#### THE INPUT:
○ ○ ○ ○ ○ ○ ○

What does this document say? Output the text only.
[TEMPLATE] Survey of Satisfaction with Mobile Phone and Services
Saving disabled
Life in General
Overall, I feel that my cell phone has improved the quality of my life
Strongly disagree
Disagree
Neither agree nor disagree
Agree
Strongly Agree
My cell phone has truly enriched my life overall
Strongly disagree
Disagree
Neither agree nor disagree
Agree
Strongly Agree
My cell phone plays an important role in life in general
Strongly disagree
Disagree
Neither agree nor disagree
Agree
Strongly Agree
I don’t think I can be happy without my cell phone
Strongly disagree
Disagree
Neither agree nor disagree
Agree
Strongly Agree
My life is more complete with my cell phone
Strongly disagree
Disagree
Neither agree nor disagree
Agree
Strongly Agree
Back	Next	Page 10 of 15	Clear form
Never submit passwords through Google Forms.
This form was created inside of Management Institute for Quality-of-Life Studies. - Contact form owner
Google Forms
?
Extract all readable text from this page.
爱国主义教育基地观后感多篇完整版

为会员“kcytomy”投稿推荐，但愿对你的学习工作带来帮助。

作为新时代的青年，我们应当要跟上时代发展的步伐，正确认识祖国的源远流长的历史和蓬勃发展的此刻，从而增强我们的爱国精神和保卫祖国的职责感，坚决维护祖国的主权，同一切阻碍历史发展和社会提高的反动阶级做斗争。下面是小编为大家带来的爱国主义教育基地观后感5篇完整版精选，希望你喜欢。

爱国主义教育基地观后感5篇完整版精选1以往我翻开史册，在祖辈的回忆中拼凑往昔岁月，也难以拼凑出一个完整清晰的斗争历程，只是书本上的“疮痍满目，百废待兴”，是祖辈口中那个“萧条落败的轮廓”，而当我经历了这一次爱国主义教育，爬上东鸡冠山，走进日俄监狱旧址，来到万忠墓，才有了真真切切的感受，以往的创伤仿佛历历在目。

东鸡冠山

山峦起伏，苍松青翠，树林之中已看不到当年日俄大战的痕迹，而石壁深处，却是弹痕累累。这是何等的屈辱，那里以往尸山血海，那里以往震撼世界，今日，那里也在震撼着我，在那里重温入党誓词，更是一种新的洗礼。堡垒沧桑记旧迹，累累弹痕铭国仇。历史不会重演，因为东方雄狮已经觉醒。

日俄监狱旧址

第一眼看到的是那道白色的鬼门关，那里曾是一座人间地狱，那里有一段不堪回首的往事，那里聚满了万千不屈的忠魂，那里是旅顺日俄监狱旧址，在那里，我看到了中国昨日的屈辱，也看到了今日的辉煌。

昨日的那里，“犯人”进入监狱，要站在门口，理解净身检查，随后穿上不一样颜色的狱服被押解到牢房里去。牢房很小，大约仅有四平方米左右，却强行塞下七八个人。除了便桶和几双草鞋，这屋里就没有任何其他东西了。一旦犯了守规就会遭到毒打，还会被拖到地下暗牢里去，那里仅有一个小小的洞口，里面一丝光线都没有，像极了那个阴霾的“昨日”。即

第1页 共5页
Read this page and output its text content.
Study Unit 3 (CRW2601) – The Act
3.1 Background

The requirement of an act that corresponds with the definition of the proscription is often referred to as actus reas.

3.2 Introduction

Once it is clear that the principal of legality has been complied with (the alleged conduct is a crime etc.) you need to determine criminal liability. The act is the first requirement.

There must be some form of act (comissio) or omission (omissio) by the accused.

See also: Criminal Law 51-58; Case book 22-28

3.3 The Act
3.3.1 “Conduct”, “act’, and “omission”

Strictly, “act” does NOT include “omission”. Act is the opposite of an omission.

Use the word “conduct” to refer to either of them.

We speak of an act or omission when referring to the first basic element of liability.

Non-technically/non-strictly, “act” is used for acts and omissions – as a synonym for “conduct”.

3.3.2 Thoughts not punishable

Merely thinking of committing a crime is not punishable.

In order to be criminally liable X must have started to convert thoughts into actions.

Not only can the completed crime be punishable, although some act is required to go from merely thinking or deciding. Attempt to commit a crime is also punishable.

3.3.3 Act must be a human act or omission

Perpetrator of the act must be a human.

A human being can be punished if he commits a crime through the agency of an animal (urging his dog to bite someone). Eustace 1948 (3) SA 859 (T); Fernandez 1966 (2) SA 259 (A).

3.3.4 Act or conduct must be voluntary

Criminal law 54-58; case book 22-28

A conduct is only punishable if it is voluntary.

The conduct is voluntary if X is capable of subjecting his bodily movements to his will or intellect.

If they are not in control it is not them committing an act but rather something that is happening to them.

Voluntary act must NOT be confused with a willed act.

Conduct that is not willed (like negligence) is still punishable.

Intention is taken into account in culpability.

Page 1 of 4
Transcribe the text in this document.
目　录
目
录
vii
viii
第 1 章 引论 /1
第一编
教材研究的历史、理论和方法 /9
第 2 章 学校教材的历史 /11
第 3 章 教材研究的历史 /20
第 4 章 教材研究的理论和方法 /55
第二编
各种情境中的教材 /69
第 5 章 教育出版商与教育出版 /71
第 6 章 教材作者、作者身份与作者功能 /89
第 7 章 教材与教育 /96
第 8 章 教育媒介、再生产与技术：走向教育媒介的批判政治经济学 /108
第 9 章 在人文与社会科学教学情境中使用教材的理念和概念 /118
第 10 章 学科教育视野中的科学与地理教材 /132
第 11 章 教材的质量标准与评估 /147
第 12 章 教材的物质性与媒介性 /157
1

○ ○ ○ ○ ○ ○ ○

#### WRITTEN EXERCISE:
Please repeat the material above, word for word and in full.

#### ANSWER FOR THE TASK:
What does this document say? Output the text only.
[TEMPLATE] Survey of Satisfaction with Mobile Phone and Services
Saving disabled
Life in General
Overall, I feel that my cell phone has improved the quality of my life
Strongly disagree
Disagree
Neither agree nor disagree
Agree
Strongly Agree
My cell phone has truly enriched my life overall
Strongly disagree
Disagree
Neither agree nor disagree
Agree
Strongly Agree
My cell phone plays an important role in life in general
Strongly disagree
Disagree
Neither agree nor disagree
Agree
Strongly Agree
I don’t think I can be happy without my cell phone
Strongly disagree
Disagree
Neither agree nor disagree
Agree
Strongly Agree
My life is more complete with my cell phone
Strongly disagree
Disagree
Neither agree nor disagree
Agree
Strongly Agree
Back	Next	Page 10 of 15	Clear form
Never submit passwords through Google Forms.
This form was created inside of Management Institute for Quality-of-Life Studies. - Contact form owner
Google Forms
?
Extract all readable text from this page.
爱国主义教育基地观后感多篇完整版

为会员“kcytomy”投稿推荐，但愿对你的学习工作带来帮助。

作为新时代的青年，我们应当要跟上时代发展的步伐，正确认识祖国的源远流长的历史和蓬勃发展的此刻，从而增强我们的爱国精神和保卫祖国的职责感，坚决维护祖国的主权，同一切阻碍历史发展和社会提高的反动阶级做斗争。下面是小编为大家带来的爱国主义教育基地观后感5篇完整版精选，希望你喜欢。

爱国主义教育基地观后感5篇完整版精选1以往我翻开史册，在祖辈的回忆中拼凑往昔岁月，也难以拼凑出一个完整清晰的斗争历程，只是书本上的“疮痍满目，百废待兴”，是祖辈口中那个“萧条落败的轮廓”，而当我经历了这一次爱国主义教育，爬上东鸡冠山，走进日俄监狱旧址，来到万忠墓，才有了真真切切的感受，以往的创伤仿佛历历在目。

东鸡冠山

山峦起伏，苍松青翠，树林之中已看不到当年日俄大战的痕迹，而石壁深处，却是弹痕累累。这是何等的屈辱，那里以往尸山血海，那里以往震撼世界，今日，那里也在震撼着我，在那里重温入党誓词，更是一种新的洗礼。堡垒沧桑记旧迹，累累弹痕铭国仇。历史不会重演，因为东方雄狮已经觉醒。

日俄监狱旧址

第一眼看到的是那道白色的鬼门关，那里曾是一座人间地狱，那里有一段不堪回首的往事，那里聚满了万千不屈的忠魂，那里是旅顺日俄监狱旧址，在那里，我看到了中国昨日的屈辱，也看到了今日的辉煌。

昨日的那里，“犯人”进入监狱，要站在门口，理解净身检查，随后穿上不一样颜色的狱服被押解到牢房里去。牢房很小，大约仅有四平方米左右，却强行塞下七八个人。除了便桶和几双草鞋，这屋里就没有任何其他东西了。一旦犯了守规就会遭到毒打，还会被拖到地下暗牢里去，那里仅有一个小小的洞口，里面一丝光线都没有，像极了那个阴霾的“昨日”。即

第1页 共5页
Read this page and output its text content.
Study Unit 3 (CRW2601) – The Act
3.1 Background

The requirement of an act that corresponds with the definition of the proscription is often referred to as actus reas.

3.2 Introduction

Once it is clear that the principal of legality has been complied with (the alleged conduct is a crime etc.) you need to determine criminal liability. The act is the first requirement.

There must be some form of act (comissio) or omission (omissio) by the accused.

See also: Criminal Law 51-58; Case book 22-28

3.3 The Act
3.3.1 “Conduct”, “act’, and “omission”

Strictly, “act” does NOT include “omission”. Act is the opposite of an omission.

Use the word “conduct” to refer to either of them.

We speak of an act or omission when referring to the first basic element of liability.

Non-technically/non-strictly, “act” is used for acts and omissions – as a synonym for “conduct”.

3.3.2 Thoughts not punishable

Merely thinking of committing a crime is not punishable.

In order to be criminally liable X must have started to convert thoughts into actions.

Not only can the completed crime be punishable, although some act is required to go from merely thinking or deciding. Attempt to commit a crime is also punishable.

3.3.3 Act must be a human act or omission

Perpetrator of the act must be a human.

A human being can be punished if he commits a crime through the agency of an animal (urging his dog to bite someone). Eustace 1948 (3) SA 859 (T); Fernandez 1966 (2) SA 259 (A).

3.3.4 Act or conduct must be voluntary

Criminal law 54-58; case book 22-28

A conduct is only punishable if it is voluntary.

The conduct is voluntary if X is capable of subjecting his bodily movements to his will or intellect.

If they are not in control it is not them committing an act but rather something that is happening to them.

Voluntary act must NOT be confused with a willed act.

Conduct that is not willed (like negligence) is still punishable.

Intention is taken into account in culpability.

Page 1 of 4
Transcribe the text in this document.
目　录
目
录
vii
viii
第 1 章 引论 /1
第一编
教材研究的历史、理论和方法 /9
第 2 章 学校教材的历史 /11
第 3 章 教材研究的历史 /20
第 4 章 教材研究的理论和方法 /55
第二编
各种情境中的教材 /69
第 5 章 教育出版商与教育出版 /71
第 6 章 教材作者、作者身份与作者功能 /89
第 7 章 教材与教育 /96
第 8 章 教育媒介、再生产与技术：走向教育媒介的批判政治经济学 /108
第 9 章 在人文与社会科学教学情境中使用教材的理念和概念 /118
第 10 章 学科教育视野中的科学与地理教材 /132
第 11 章 教材的质量标准与评估 /147
第 12 章 教材的物质性与媒介性 /157
1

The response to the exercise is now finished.